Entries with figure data
-*-
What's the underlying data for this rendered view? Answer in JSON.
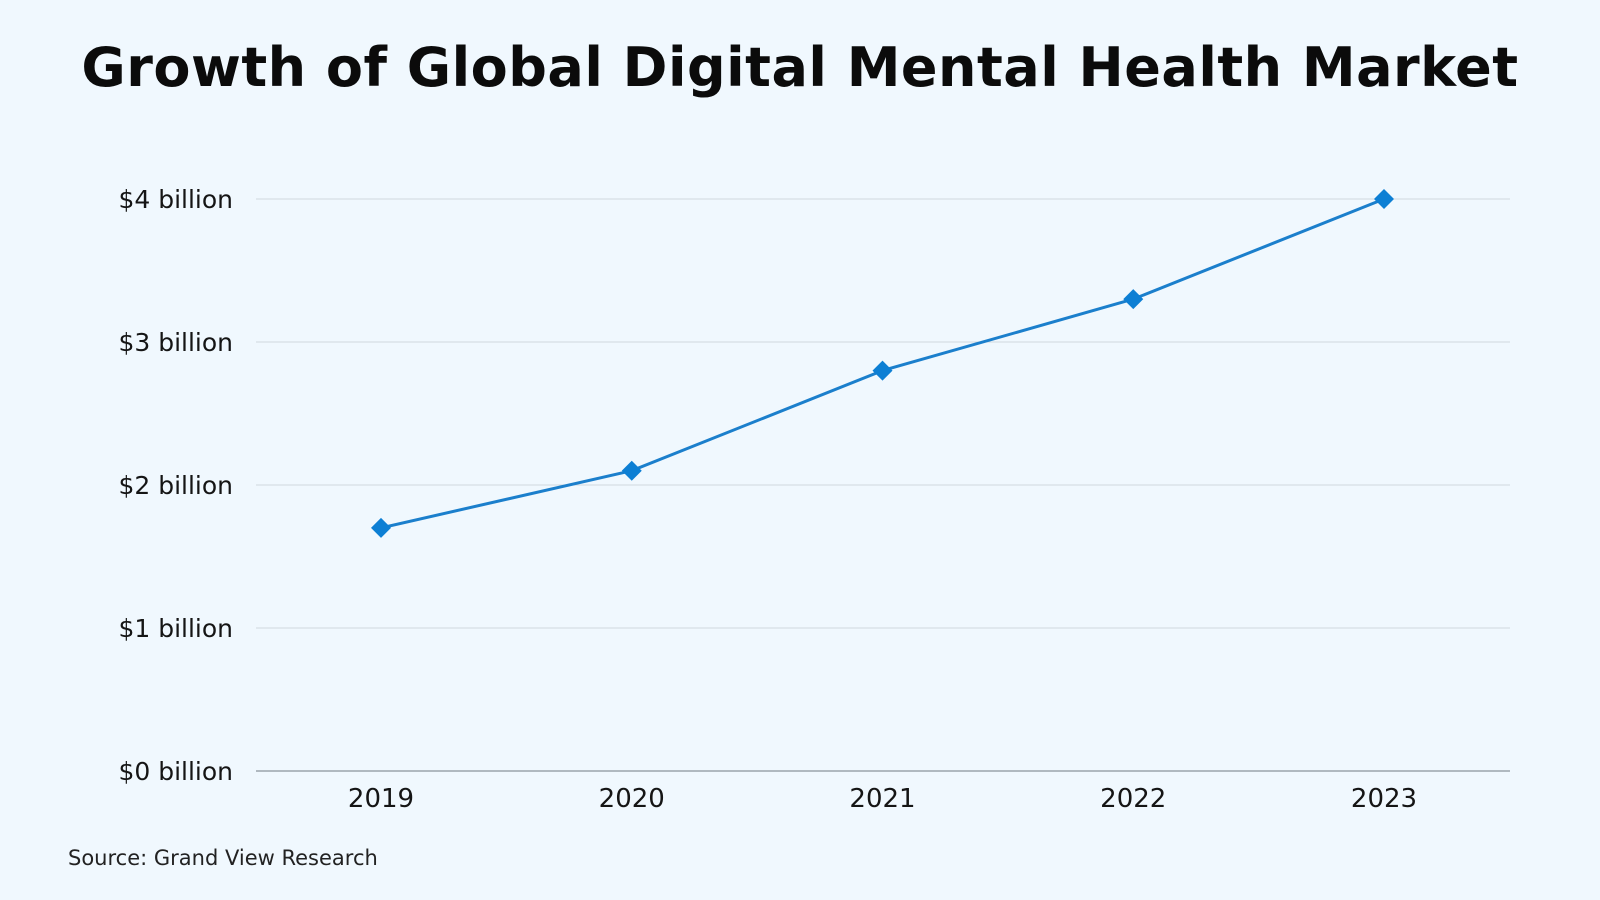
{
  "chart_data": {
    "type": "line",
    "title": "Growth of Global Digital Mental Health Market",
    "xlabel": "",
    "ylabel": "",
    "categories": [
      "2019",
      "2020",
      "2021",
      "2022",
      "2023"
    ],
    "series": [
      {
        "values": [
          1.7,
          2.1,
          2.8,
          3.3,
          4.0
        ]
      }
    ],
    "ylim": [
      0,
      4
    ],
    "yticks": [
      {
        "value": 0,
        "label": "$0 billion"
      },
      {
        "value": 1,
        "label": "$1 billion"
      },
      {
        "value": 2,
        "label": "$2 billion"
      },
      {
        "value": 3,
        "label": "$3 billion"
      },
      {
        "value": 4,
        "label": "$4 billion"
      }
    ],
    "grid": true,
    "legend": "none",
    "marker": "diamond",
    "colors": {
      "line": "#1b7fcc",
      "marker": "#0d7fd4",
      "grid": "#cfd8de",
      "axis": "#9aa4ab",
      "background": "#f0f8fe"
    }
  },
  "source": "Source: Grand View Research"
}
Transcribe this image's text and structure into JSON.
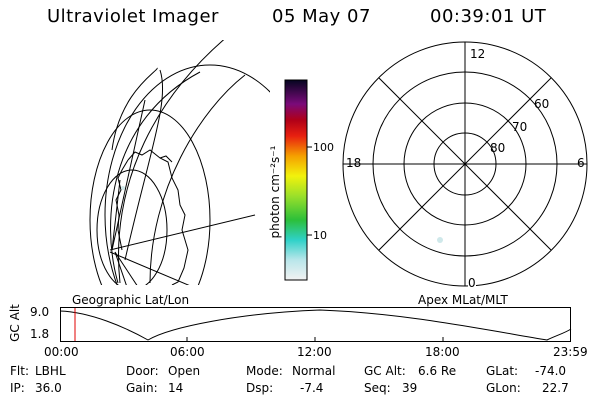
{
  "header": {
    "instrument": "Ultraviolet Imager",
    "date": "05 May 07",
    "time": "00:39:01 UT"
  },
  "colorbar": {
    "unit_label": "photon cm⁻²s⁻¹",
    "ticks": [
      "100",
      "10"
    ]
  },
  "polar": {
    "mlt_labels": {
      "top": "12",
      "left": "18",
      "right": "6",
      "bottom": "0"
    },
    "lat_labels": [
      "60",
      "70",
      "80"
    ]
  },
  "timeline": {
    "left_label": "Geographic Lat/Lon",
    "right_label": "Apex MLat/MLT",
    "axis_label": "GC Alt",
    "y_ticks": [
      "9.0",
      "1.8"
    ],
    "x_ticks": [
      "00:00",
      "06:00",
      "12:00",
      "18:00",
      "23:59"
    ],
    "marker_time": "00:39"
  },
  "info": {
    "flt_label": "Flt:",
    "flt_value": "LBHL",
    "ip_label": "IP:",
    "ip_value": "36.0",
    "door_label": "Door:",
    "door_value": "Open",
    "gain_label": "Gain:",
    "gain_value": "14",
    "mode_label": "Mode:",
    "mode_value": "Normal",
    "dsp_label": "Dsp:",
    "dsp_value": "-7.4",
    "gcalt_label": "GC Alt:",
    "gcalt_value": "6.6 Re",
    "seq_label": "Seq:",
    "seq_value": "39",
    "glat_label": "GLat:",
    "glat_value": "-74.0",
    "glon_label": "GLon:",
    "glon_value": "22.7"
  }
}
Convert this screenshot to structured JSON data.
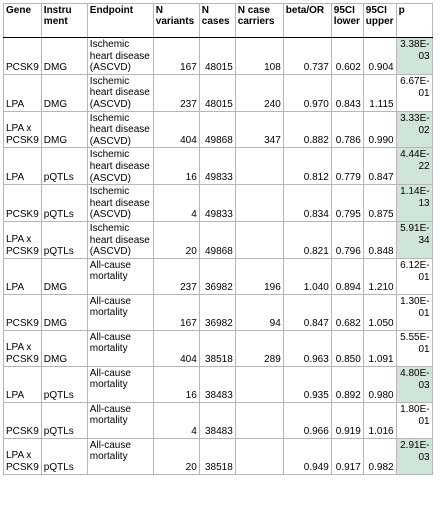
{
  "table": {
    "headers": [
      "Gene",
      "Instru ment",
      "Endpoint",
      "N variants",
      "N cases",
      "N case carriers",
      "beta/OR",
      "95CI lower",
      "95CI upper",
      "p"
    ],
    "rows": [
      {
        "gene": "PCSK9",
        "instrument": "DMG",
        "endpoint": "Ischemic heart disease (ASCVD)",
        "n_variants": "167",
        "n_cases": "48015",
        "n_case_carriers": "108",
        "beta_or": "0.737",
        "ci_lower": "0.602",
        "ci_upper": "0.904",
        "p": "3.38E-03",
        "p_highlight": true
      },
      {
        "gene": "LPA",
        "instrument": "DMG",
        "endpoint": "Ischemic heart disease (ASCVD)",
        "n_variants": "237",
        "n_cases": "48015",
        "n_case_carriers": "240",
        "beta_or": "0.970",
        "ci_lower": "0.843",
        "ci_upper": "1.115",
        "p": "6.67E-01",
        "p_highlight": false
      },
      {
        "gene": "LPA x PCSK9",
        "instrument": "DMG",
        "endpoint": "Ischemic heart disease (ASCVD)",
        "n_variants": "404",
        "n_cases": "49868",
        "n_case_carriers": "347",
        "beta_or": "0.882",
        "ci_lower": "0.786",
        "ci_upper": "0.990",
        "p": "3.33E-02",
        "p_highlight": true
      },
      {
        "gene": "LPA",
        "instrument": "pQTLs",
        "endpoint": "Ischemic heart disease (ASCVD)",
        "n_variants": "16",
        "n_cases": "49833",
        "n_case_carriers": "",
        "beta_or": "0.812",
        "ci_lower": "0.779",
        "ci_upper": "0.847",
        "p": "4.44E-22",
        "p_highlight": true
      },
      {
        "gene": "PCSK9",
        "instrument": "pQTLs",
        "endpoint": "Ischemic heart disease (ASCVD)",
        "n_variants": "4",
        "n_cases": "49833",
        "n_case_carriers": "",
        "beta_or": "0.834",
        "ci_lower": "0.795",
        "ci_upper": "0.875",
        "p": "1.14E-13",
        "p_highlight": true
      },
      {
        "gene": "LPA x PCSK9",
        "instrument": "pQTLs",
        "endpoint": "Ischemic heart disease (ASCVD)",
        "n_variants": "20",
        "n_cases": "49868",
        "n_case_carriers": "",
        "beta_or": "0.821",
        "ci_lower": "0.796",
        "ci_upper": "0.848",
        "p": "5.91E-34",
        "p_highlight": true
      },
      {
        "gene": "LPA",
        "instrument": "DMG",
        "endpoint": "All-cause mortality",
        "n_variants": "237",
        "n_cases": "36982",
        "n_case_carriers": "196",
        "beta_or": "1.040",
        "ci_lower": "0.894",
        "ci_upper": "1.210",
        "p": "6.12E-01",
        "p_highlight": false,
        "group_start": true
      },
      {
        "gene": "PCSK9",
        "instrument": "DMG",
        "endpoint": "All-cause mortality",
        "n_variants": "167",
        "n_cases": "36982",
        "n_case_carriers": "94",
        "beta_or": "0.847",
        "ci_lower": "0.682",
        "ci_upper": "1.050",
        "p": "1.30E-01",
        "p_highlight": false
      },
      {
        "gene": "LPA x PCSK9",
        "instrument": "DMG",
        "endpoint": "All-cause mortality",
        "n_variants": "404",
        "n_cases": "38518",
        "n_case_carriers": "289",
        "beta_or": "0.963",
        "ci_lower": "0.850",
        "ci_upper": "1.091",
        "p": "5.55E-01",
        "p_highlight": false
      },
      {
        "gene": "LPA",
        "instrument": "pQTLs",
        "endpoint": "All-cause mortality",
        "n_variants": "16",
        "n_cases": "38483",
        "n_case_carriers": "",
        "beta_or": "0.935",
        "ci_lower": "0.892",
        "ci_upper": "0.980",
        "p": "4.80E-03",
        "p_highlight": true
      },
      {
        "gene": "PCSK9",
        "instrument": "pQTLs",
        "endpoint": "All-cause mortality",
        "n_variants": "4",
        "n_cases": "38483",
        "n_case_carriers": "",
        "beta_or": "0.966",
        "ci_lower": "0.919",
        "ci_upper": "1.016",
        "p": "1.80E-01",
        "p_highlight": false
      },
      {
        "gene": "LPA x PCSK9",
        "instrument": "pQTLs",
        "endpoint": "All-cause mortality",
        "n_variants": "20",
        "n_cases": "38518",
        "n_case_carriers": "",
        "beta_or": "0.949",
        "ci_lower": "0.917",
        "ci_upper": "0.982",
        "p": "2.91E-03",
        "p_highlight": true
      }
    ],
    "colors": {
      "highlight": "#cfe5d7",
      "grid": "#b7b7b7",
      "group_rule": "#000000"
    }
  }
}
-*-
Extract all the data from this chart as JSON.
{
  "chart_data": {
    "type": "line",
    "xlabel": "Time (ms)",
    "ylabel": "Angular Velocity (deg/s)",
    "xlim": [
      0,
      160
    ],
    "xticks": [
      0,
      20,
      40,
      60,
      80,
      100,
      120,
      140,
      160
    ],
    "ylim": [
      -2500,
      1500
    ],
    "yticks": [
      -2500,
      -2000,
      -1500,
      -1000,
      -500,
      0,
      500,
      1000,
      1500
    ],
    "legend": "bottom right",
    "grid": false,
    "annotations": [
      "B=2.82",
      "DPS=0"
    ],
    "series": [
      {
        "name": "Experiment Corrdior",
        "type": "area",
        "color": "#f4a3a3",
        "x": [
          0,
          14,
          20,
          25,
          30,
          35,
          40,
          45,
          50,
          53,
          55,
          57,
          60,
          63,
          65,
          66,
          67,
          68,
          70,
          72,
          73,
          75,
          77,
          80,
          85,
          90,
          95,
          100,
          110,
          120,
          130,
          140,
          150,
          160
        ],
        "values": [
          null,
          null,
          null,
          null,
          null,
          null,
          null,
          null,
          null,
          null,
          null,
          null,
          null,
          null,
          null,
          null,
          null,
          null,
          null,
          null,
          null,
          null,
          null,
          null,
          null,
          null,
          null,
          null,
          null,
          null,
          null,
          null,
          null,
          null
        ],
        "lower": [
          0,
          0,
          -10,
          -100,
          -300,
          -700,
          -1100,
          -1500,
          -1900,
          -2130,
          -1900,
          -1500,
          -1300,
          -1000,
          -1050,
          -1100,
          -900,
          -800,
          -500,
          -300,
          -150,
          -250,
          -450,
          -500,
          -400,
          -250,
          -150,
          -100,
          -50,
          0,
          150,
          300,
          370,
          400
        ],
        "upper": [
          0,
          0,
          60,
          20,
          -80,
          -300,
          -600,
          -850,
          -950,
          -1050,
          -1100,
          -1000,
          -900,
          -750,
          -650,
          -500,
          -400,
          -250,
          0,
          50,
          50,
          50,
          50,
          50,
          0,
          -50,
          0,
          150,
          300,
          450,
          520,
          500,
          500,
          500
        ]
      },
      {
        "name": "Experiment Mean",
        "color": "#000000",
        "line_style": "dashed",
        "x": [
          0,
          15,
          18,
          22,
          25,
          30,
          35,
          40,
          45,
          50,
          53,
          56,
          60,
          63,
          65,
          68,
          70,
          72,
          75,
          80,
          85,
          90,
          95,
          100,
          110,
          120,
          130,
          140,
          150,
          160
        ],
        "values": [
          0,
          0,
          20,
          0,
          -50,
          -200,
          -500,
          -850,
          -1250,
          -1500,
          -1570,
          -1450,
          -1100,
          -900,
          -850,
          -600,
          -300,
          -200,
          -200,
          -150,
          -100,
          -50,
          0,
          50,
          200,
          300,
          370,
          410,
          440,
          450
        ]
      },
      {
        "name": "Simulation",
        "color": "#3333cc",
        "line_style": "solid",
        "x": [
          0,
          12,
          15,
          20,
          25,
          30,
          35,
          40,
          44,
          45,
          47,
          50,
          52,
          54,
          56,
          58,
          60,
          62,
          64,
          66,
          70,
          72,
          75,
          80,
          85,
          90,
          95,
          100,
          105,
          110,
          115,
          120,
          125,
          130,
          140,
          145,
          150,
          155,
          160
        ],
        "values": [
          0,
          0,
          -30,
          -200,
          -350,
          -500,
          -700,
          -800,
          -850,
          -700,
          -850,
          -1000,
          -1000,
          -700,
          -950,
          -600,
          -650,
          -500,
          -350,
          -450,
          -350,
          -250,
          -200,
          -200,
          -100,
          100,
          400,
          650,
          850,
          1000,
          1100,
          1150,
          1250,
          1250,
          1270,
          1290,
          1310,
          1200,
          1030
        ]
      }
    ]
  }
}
-*-
Required task – Filter the entries above down to the lines containing the word "name".

The result –
        "name": "Experiment Corrdior",
        "name": "Experiment Mean",
        "name": "Simulation",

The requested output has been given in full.